> Excerpt to read:
──────────────────────────────

First case for Latvia's family detective

 
  • 2015-02-13
  • by Lauris Olups

When Marija contacted me for the first time, she had just learned the names of her parents. She was one of 74 orphaned Baltic children airlifted from a DP camp in Germany to the US in 1949, where she was adopted by a Lutheran pastor’s family. She had made prior inquiries in the 60s to the Riga orphanage where she had spent her early years, but they had reported that her mother had died in childbirth and her father was a partisan fighting against the Soviets, creating the assumption that he, too, had passed away.

Marija was coming to Latvia for the first time in 70 years and wanted to see if she can find out more about her past. My first job was making a few phone calls to people sharing the same last name in the area, which, through kind help of strangers, led me to a witty and youthful lady called Leonora, Marija’s aunt and closest living relative, who actually... babysat little Marija until Latvian SS forces came and ripped her family apart...

But I’m getting ahead of myself. Here is what had happened. Marija’s father turned out to be a Soviet partisan. Just like his father. Actually, their whole house was a partisan HQ. Not that their family sided with the Russians ideologically, their whole approach was practical – they had guessed that the Russians would win the war. They were right, but they did not expect a plane landing overnight to drop reinforcements would be the final proof for the already suspicious police officer to call the local authorities about partisan activities in the area. The phone call was overheard by a man sympathetic to their cause who came to warn them, so Marija’s father Bronislav along with his brothers ran away to the swamps, hoping the SS soldiers would spare his wife Salomeja and the newborn daughter, who was less than a year old at the time.

──────────────────────────────

> Dataset excerpt:
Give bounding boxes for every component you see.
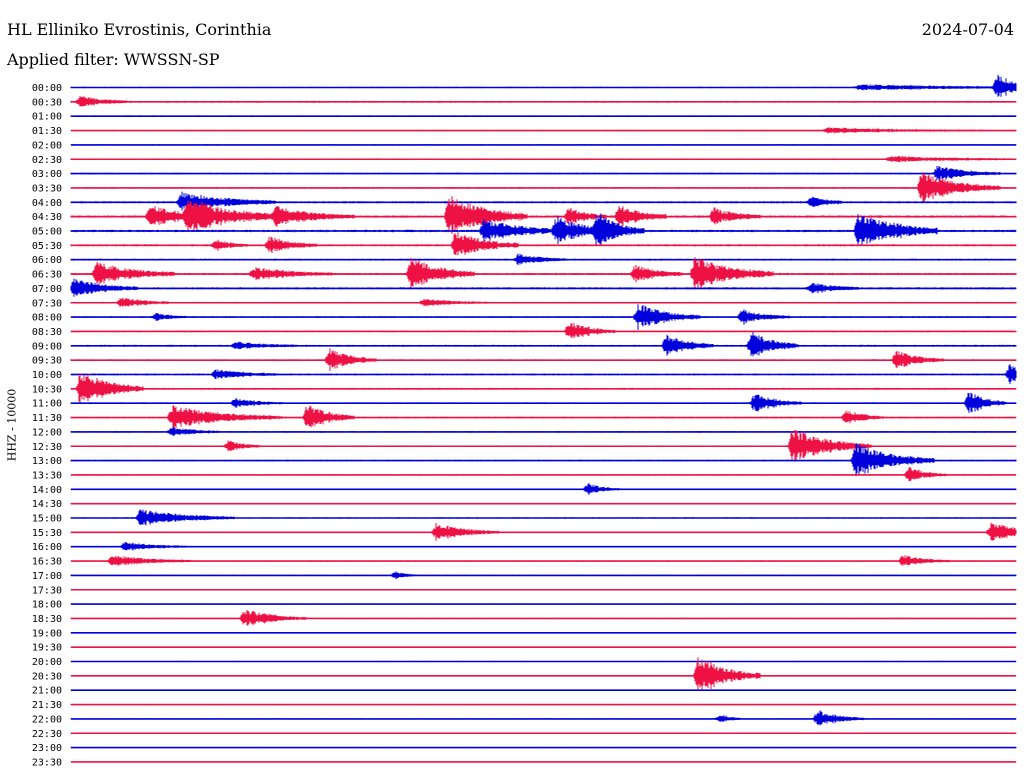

──────────────────────────────

> Work to be completed: In the family detective article, how many orphaned Baltic children were airlifted from a DP camp in Germany to the US in 1949? The data can be left aside.

> Exercise answer: 74